Dataset records
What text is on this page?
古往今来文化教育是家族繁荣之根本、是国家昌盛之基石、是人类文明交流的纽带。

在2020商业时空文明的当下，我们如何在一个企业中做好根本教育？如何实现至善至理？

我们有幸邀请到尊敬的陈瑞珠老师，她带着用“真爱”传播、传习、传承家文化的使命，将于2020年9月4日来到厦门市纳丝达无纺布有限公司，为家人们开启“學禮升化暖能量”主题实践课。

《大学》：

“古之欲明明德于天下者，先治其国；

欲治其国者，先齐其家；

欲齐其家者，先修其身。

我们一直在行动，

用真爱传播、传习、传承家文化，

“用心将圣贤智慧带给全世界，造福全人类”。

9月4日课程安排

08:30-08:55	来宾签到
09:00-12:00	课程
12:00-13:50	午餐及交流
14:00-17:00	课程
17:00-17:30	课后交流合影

◆ EXERCISE DESCRIPTION
Your task is to repeat each line of the material exactly.

◆ TASK OUTPUT
What text is on this page?
古往今来文化教育是家族繁荣之根本、是国家昌盛之基石、是人类文明交流的纽带。

在2020商业时空文明的当下，我们如何在一个企业中做好根本教育？如何实现至善至理？

我们有幸邀请到尊敬的陈瑞珠老师，她带着用“真爱”传播、传习、传承家文化的使命，将于2020年9月4日来到厦门市纳丝达无纺布有限公司，为家人们开启“學禮升化暖能量”主题实践课。

《大学》：

“古之欲明明德于天下者，先治其国；

欲治其国者，先齐其家；

欲齐其家者，先修其身。

我们一直在行动，

用真爱传播、传习、传承家文化，

“用心将圣贤智慧带给全世界，造福全人类”。

9月4日课程安排

08:30-08:55	来宾签到
09:00-12:00	课程
12:00-13:50	午餐及交流
14:00-17:00	课程
17:00-17:30	课后交流合影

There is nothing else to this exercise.